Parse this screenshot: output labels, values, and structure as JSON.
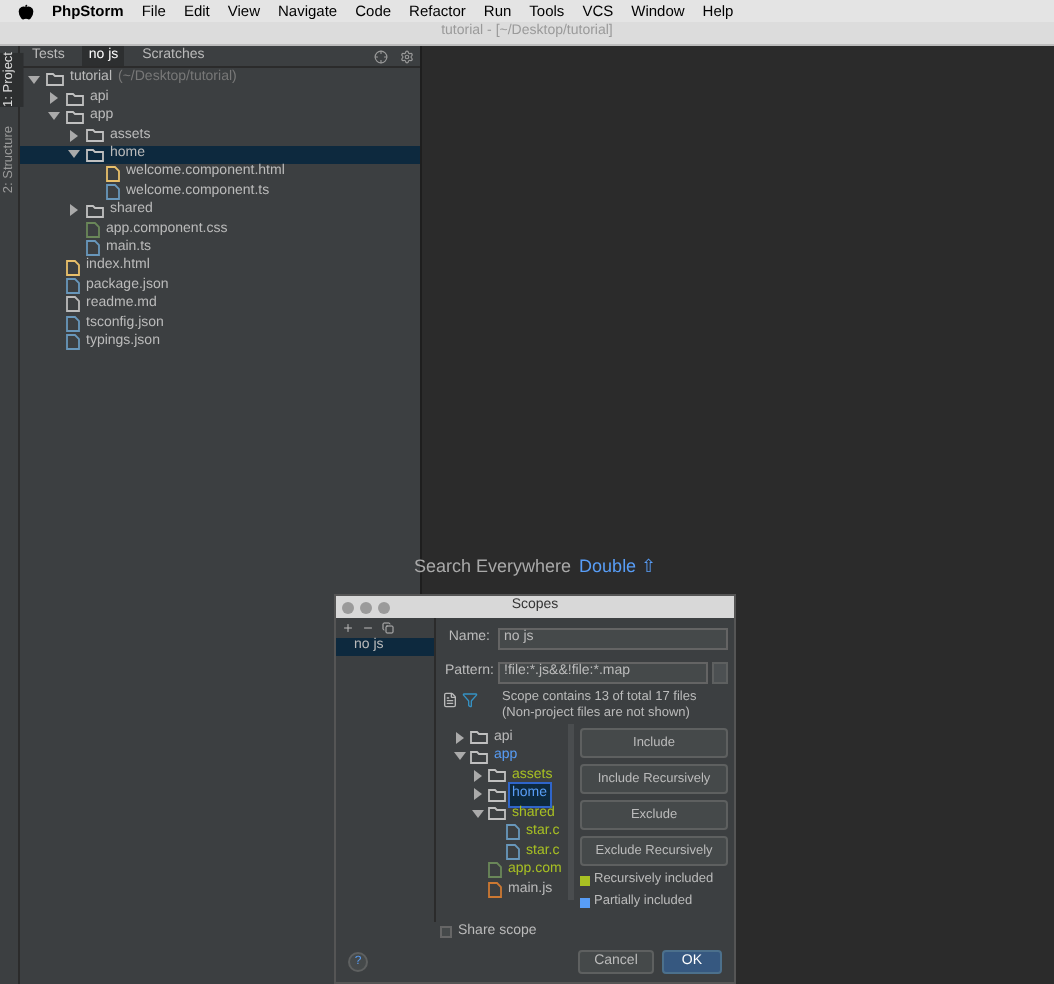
{
  "menubar": {
    "app": "PhpStorm",
    "items": [
      "File",
      "Edit",
      "View",
      "Navigate",
      "Code",
      "Refactor",
      "Run",
      "Tools",
      "VCS",
      "Window",
      "Help"
    ]
  },
  "window": {
    "title": "tutorial - [~/Desktop/tutorial]"
  },
  "side_tabs": [
    {
      "label": "1: Project",
      "selected": true
    },
    {
      "label": "2: Structure",
      "selected": false
    }
  ],
  "project": {
    "tabs": [
      {
        "label": "Tests",
        "selected": false
      },
      {
        "label": "no js",
        "selected": true
      },
      {
        "label": "Scratches",
        "selected": false
      }
    ],
    "tree": [
      {
        "name": "tutorial",
        "path": "(~/Desktop/tutorial)",
        "kind": "folder",
        "expanded": true,
        "selected": false,
        "children": [
          {
            "name": "api",
            "kind": "folder",
            "expanded": false,
            "selected": false
          },
          {
            "name": "app",
            "kind": "folder",
            "expanded": true,
            "selected": false,
            "children": [
              {
                "name": "assets",
                "kind": "folder",
                "expanded": false,
                "selected": false
              },
              {
                "name": "home",
                "kind": "folder",
                "expanded": true,
                "selected": true,
                "children": [
                  {
                    "name": "welcome.component.html",
                    "kind": "html",
                    "selected": false
                  },
                  {
                    "name": "welcome.component.ts",
                    "kind": "ts",
                    "selected": false
                  }
                ]
              },
              {
                "name": "shared",
                "kind": "folder",
                "expanded": false,
                "selected": false
              },
              {
                "name": "app.component.css",
                "kind": "css",
                "selected": false
              },
              {
                "name": "main.ts",
                "kind": "ts",
                "selected": false
              }
            ]
          },
          {
            "name": "index.html",
            "kind": "html",
            "selected": false
          },
          {
            "name": "package.json",
            "kind": "json",
            "selected": false
          },
          {
            "name": "readme.md",
            "kind": "text",
            "selected": false
          },
          {
            "name": "tsconfig.json",
            "kind": "json",
            "selected": false
          },
          {
            "name": "typings.json",
            "kind": "json",
            "selected": false
          }
        ]
      }
    ]
  },
  "editor": {
    "hint": "Search Everywhere",
    "shortcut": "Double ⇧"
  },
  "dialog": {
    "title": "Scopes",
    "scopes": [
      {
        "label": "no js",
        "selected": true
      }
    ],
    "name": {
      "label": "Name:",
      "value": "no js"
    },
    "pattern": {
      "label": "Pattern:",
      "value": "!file:*.js&&!file:*.map"
    },
    "info": [
      "Scope contains 13 of total 17 files",
      "(Non-project files are not shown)"
    ],
    "tree": [
      {
        "name": "api",
        "kind": "folder",
        "expanded": false,
        "selected": false,
        "color": "#bbbbbb"
      },
      {
        "name": "app",
        "kind": "folder",
        "expanded": true,
        "selected": false,
        "color": "#589df6",
        "children": [
          {
            "name": "assets",
            "kind": "folder",
            "expanded": false,
            "selected": false,
            "color": "#a8c023"
          },
          {
            "name": "home",
            "kind": "folder",
            "expanded": false,
            "selected": true,
            "color": "#589df6"
          },
          {
            "name": "shared",
            "kind": "folder",
            "expanded": true,
            "selected": false,
            "color": "#a8c023",
            "children": [
              {
                "name": "star.c",
                "kind": "ts",
                "selected": false,
                "color": "#a8c023"
              },
              {
                "name": "star.c",
                "kind": "ts",
                "selected": false,
                "color": "#a8c023"
              }
            ]
          },
          {
            "name": "app.com",
            "kind": "css",
            "selected": false,
            "color": "#a8c023"
          },
          {
            "name": "main.js",
            "kind": "js",
            "selected": false,
            "color": "#bbbbbb"
          }
        ]
      }
    ],
    "buttons": [
      "Include",
      "Include Recursively",
      "Exclude",
      "Exclude Recursively"
    ],
    "legend": [
      {
        "label": "Recursively included",
        "color": "#a8c023"
      },
      {
        "label": "Partially included",
        "color": "#589df6"
      }
    ],
    "share_scope": {
      "label": "Share scope",
      "checked": false
    },
    "help": "?",
    "cancel": "Cancel",
    "ok": "OK"
  }
}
-.-.-
TO BE DONE
All lines in the data that contain the word "Recursively" should be copied.

RESULT OF THIS EXERCISE
      "Include Recursively",
      "Exclude Recursively"
        "label": "Recursively included",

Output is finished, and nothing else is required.